▸ Problem details:
Retype every entry word for word.

### Information given ###

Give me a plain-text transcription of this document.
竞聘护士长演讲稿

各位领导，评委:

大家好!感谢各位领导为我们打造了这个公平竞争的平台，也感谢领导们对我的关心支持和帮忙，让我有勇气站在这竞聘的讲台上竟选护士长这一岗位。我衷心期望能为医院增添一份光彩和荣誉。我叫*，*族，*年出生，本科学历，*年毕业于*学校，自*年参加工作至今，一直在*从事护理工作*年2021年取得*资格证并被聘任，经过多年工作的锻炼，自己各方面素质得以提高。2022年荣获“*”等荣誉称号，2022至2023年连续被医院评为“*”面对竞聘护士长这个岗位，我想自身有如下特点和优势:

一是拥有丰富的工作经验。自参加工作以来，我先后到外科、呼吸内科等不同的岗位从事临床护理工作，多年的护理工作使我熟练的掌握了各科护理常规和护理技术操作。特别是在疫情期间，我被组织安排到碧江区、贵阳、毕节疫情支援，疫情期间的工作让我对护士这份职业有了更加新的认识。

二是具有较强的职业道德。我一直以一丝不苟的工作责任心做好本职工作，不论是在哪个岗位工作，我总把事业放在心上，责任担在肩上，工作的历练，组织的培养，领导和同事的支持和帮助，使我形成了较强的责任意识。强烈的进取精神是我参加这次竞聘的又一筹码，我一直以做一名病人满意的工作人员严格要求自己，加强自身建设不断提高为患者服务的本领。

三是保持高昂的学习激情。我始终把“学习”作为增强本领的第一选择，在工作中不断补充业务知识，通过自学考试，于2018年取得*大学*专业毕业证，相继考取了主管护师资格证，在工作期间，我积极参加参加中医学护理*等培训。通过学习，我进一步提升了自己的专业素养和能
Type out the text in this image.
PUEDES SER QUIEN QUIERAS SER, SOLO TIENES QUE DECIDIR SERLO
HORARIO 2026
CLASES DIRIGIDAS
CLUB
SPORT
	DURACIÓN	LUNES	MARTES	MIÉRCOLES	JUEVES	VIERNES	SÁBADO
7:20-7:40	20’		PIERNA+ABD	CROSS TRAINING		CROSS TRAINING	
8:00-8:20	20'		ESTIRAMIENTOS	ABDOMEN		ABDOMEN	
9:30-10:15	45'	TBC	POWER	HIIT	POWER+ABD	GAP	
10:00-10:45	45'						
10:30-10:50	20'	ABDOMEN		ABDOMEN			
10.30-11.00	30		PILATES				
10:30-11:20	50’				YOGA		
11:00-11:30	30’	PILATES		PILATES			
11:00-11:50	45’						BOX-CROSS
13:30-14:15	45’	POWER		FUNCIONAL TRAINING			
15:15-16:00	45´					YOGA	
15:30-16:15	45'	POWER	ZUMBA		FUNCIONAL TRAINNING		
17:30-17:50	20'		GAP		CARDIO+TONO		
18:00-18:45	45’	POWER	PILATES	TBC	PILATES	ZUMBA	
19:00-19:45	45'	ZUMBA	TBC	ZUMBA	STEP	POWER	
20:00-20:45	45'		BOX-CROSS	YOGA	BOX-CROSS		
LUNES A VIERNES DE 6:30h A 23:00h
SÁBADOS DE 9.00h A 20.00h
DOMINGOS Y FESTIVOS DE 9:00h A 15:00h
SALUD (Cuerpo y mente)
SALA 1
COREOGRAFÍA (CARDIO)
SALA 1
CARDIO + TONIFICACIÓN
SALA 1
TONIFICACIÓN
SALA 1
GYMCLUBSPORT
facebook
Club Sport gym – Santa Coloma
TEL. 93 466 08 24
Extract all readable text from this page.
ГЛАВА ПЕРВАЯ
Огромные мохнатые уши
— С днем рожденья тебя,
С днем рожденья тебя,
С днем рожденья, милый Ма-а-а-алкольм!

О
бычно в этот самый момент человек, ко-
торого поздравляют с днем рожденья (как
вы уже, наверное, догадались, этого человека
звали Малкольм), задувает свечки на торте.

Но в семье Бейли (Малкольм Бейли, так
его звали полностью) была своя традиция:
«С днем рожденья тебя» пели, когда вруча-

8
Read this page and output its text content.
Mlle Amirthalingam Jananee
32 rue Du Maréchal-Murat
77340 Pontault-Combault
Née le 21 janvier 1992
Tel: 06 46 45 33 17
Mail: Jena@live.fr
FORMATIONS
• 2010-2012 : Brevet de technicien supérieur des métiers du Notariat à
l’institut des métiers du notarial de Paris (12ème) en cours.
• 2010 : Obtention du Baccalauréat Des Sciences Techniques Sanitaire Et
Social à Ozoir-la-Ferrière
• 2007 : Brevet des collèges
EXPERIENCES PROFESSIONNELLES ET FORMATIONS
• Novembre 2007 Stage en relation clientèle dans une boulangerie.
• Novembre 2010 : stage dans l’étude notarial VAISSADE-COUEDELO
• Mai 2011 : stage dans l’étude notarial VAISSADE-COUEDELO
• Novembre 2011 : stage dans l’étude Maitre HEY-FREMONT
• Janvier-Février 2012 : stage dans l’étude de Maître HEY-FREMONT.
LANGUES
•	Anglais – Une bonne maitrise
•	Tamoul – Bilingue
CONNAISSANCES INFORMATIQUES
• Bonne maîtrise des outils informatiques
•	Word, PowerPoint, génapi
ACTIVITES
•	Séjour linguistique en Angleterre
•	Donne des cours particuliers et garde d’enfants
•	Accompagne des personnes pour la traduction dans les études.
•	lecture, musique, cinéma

###

▸ Exercise answer:
Give me a plain-text transcription of this document.
竞聘护士长演讲稿

各位领导，评委:

大家好!感谢各位领导为我们打造了这个公平竞争的平台，也感谢领导们对我的关心支持和帮忙，让我有勇气站在这竞聘的讲台上竟选护士长这一岗位。我衷心期望能为医院增添一份光彩和荣誉。我叫*，*族，*年出生，本科学历，*年毕业于*学校，自*年参加工作至今，一直在*从事护理工作*年2021年取得*资格证并被聘任，经过多年工作的锻炼，自己各方面素质得以提高。2022年荣获“*”等荣誉称号，2022至2023年连续被医院评为“*”面对竞聘护士长这个岗位，我想自身有如下特点和优势:

一是拥有丰富的工作经验。自参加工作以来，我先后到外科、呼吸内科等不同的岗位从事临床护理工作，多年的护理工作使我熟练的掌握了各科护理常规和护理技术操作。特别是在疫情期间，我被组织安排到碧江区、贵阳、毕节疫情支援，疫情期间的工作让我对护士这份职业有了更加新的认识。

二是具有较强的职业道德。我一直以一丝不苟的工作责任心做好本职工作，不论是在哪个岗位工作，我总把事业放在心上，责任担在肩上，工作的历练，组织的培养，领导和同事的支持和帮助，使我形成了较强的责任意识。强烈的进取精神是我参加这次竞聘的又一筹码，我一直以做一名病人满意的工作人员严格要求自己，加强自身建设不断提高为患者服务的本领。

三是保持高昂的学习激情。我始终把“学习”作为增强本领的第一选择，在工作中不断补充业务知识，通过自学考试，于2018年取得*大学*专业毕业证，相继考取了主管护师资格证，在工作期间，我积极参加参加中医学护理*等培训。通过学习，我进一步提升了自己的专业素养和能
Type out the text in this image.
PUEDES SER QUIEN QUIERAS SER, SOLO TIENES QUE DECIDIR SERLO
HORARIO 2026
CLASES DIRIGIDAS
CLUB
SPORT
	DURACIÓN	LUNES	MARTES	MIÉRCOLES	JUEVES	VIERNES	SÁBADO
7:20-7:40	20’		PIERNA+ABD	CROSS TRAINING		CROSS TRAINING	
8:00-8:20	20'		ESTIRAMIENTOS	ABDOMEN		ABDOMEN	
9:30-10:15	45'	TBC	POWER	HIIT	POWER+ABD	GAP	
10:00-10:45	45'						
10:30-10:50	20'	ABDOMEN		ABDOMEN			
10.30-11.00	30		PILATES				
10:30-11:20	50’				YOGA		
11:00-11:30	30’	PILATES		PILATES			
11:00-11:50	45’						BOX-CROSS
13:30-14:15	45’	POWER		FUNCIONAL TRAINING			
15:15-16:00	45´					YOGA	
15:30-16:15	45'	POWER	ZUMBA		FUNCIONAL TRAINNING		
17:30-17:50	20'		GAP		CARDIO+TONO		
18:00-18:45	45’	POWER	PILATES	TBC	PILATES	ZUMBA	
19:00-19:45	45'	ZUMBA	TBC	ZUMBA	STEP	POWER	
20:00-20:45	45'		BOX-CROSS	YOGA	BOX-CROSS		
LUNES A VIERNES DE 6:30h A 23:00h
SÁBADOS DE 9.00h A 20.00h
DOMINGOS Y FESTIVOS DE 9:00h A 15:00h
SALUD (Cuerpo y mente)
SALA 1
COREOGRAFÍA (CARDIO)
SALA 1
CARDIO + TONIFICACIÓN
SALA 1
TONIFICACIÓN
SALA 1
GYMCLUBSPORT
facebook
Club Sport gym – Santa Coloma
TEL. 93 466 08 24
Extract all readable text from this page.
ГЛАВА ПЕРВАЯ
Огромные мохнатые уши
— С днем рожденья тебя,
С днем рожденья тебя,
С днем рожденья, милый Ма-а-а-алкольм!

О
бычно в этот самый момент человек, ко-
торого поздравляют с днем рожденья (как
вы уже, наверное, догадались, этого человека
звали Малкольм), задувает свечки на торте.

Но в семье Бейли (Малкольм Бейли, так
его звали полностью) была своя традиция:
«С днем рожденья тебя» пели, когда вруча-

8
Read this page and output its text content.
Mlle Amirthalingam Jananee
32 rue Du Maréchal-Murat
77340 Pontault-Combault
Née le 21 janvier 1992
Tel: 06 46 45 33 17
Mail: Jena@live.fr
FORMATIONS
• 2010-2012 : Brevet de technicien supérieur des métiers du Notariat à
l’institut des métiers du notarial de Paris (12ème) en cours.
• 2010 : Obtention du Baccalauréat Des Sciences Techniques Sanitaire Et
Social à Ozoir-la-Ferrière
• 2007 : Brevet des collèges
EXPERIENCES PROFESSIONNELLES ET FORMATIONS
• Novembre 2007 Stage en relation clientèle dans une boulangerie.
• Novembre 2010 : stage dans l’étude notarial VAISSADE-COUEDELO
• Mai 2011 : stage dans l’étude notarial VAISSADE-COUEDELO
• Novembre 2011 : stage dans l’étude Maitre HEY-FREMONT
• Janvier-Février 2012 : stage dans l’étude de Maître HEY-FREMONT.
LANGUES
•	Anglais – Une bonne maitrise
•	Tamoul – Bilingue
CONNAISSANCES INFORMATIQUES
• Bonne maîtrise des outils informatiques
•	Word, PowerPoint, génapi
ACTIVITES
•	Séjour linguistique en Angleterre
•	Donne des cours particuliers et garde d’enfants
•	Accompagne des personnes pour la traduction dans les études.
•	lecture, musique, cinéma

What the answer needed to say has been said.